Records from a collection of figures
= = = = = = =

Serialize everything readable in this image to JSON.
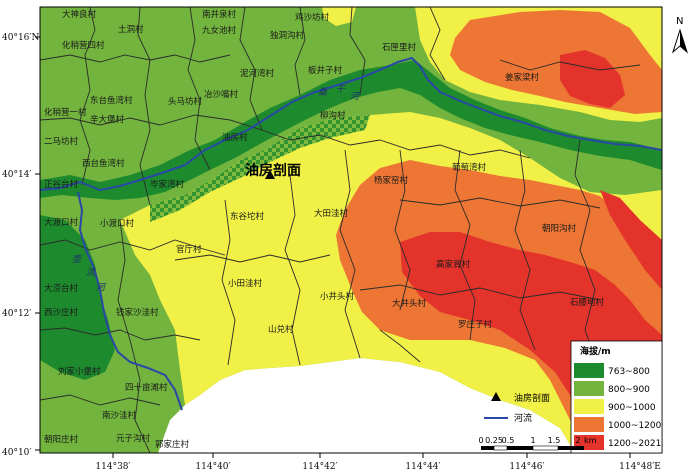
{
  "lat_ticks": [
    "40°16′N",
    "40°14′",
    "40°12′",
    "40°10′"
  ],
  "lon_ticks": [
    "114°38′",
    "114°40′",
    "114°42′",
    "114°44′",
    "114°46′",
    "114°48′E"
  ],
  "site_label": "油房剖面",
  "north_label": "N",
  "rivers": [
    {
      "name": "桑干河",
      "chars": [
        "桑",
        "干",
        "河"
      ]
    },
    {
      "name": "壶流河",
      "chars": [
        "壶",
        "流",
        "河"
      ]
    }
  ],
  "villages": [
    "大神良村",
    "南井泉村",
    "鸡沙坊村",
    "土洞村",
    "九女池村",
    "独洞沟村",
    "化稍营四村",
    "化稍营一村",
    "泥河湾村",
    "板井子村",
    "石匣里村",
    "姜家梁村",
    "东台鱼湾村",
    "头马坊村",
    "冶沙嘴村",
    "二马坊村",
    "辛大堡村",
    "柳沟村",
    "西台鱼湾村",
    "岑家湾村",
    "油房村",
    "葡萄湾村",
    "正谷台村",
    "杨家窑村",
    "大渡口村",
    "小渡口村",
    "东谷坨村",
    "大田洼村",
    "朝阳沟村",
    "官厅村",
    "高家背村",
    "大涝台村",
    "小田洼村",
    "小井头村",
    "西沙庄村",
    "钱家沙洼村",
    "大井头村",
    "石腰地村",
    "山兑村",
    "罗庄子村",
    "刘家小堡村",
    "四十亩滩村",
    "南沙洼村",
    "朝阳庄村",
    "元子沟村",
    "郭家庄村"
  ],
  "legend": {
    "title": "海拔/m",
    "classes": [
      {
        "label": "763~800",
        "color": "#1e8a2e"
      },
      {
        "label": "800~900",
        "color": "#72b43d"
      },
      {
        "label": "900~1000",
        "color": "#f0f046"
      },
      {
        "label": "1000~1200",
        "color": "#ed7634"
      },
      {
        "label": "1200~2021",
        "color": "#e4332b"
      }
    ],
    "site_item": "油房剖面",
    "river_item": "河流"
  },
  "scale": {
    "ticks": [
      "0",
      "0.25",
      "0.5",
      "1",
      "1.5",
      "2"
    ],
    "unit": "km"
  },
  "colors": {
    "river": "#2948a6",
    "boundary": "#2b2b2b",
    "frame": "#000000"
  }
}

= = = = = = =

▶ [Requirements]: Retype all entries exactly as they appear, dropping the images.

▶ [Output for this exercise]:
Serialize everything readable in this image to JSON.
{
  "lat_ticks": [
    "40°16′N",
    "40°14′",
    "40°12′",
    "40°10′"
  ],
  "lon_ticks": [
    "114°38′",
    "114°40′",
    "114°42′",
    "114°44′",
    "114°46′",
    "114°48′E"
  ],
  "site_label": "油房剖面",
  "north_label": "N",
  "rivers": [
    {
      "name": "桑干河",
      "chars": [
        "桑",
        "干",
        "河"
      ]
    },
    {
      "name": "壶流河",
      "chars": [
        "壶",
        "流",
        "河"
      ]
    }
  ],
  "villages": [
    "大神良村",
    "南井泉村",
    "鸡沙坊村",
    "土洞村",
    "九女池村",
    "独洞沟村",
    "化稍营四村",
    "化稍营一村",
    "泥河湾村",
    "板井子村",
    "石匣里村",
    "姜家梁村",
    "东台鱼湾村",
    "头马坊村",
    "冶沙嘴村",
    "二马坊村",
    "辛大堡村",
    "柳沟村",
    "西台鱼湾村",
    "岑家湾村",
    "油房村",
    "葡萄湾村",
    "正谷台村",
    "杨家窑村",
    "大渡口村",
    "小渡口村",
    "东谷坨村",
    "大田洼村",
    "朝阳沟村",
    "官厅村",
    "高家背村",
    "大涝台村",
    "小田洼村",
    "小井头村",
    "西沙庄村",
    "钱家沙洼村",
    "大井头村",
    "石腰地村",
    "山兑村",
    "罗庄子村",
    "刘家小堡村",
    "四十亩滩村",
    "南沙洼村",
    "朝阳庄村",
    "元子沟村",
    "郭家庄村"
  ],
  "legend": {
    "title": "海拔/m",
    "classes": [
      {
        "label": "763~800",
        "color": "#1e8a2e"
      },
      {
        "label": "800~900",
        "color": "#72b43d"
      },
      {
        "label": "900~1000",
        "color": "#f0f046"
      },
      {
        "label": "1000~1200",
        "color": "#ed7634"
      },
      {
        "label": "1200~2021",
        "color": "#e4332b"
      }
    ],
    "site_item": "油房剖面",
    "river_item": "河流"
  },
  "scale": {
    "ticks": [
      "0",
      "0.25",
      "0.5",
      "1",
      "1.5",
      "2"
    ],
    "unit": "km"
  },
  "colors": {
    "river": "#2948a6",
    "boundary": "#2b2b2b",
    "frame": "#000000"
  }
}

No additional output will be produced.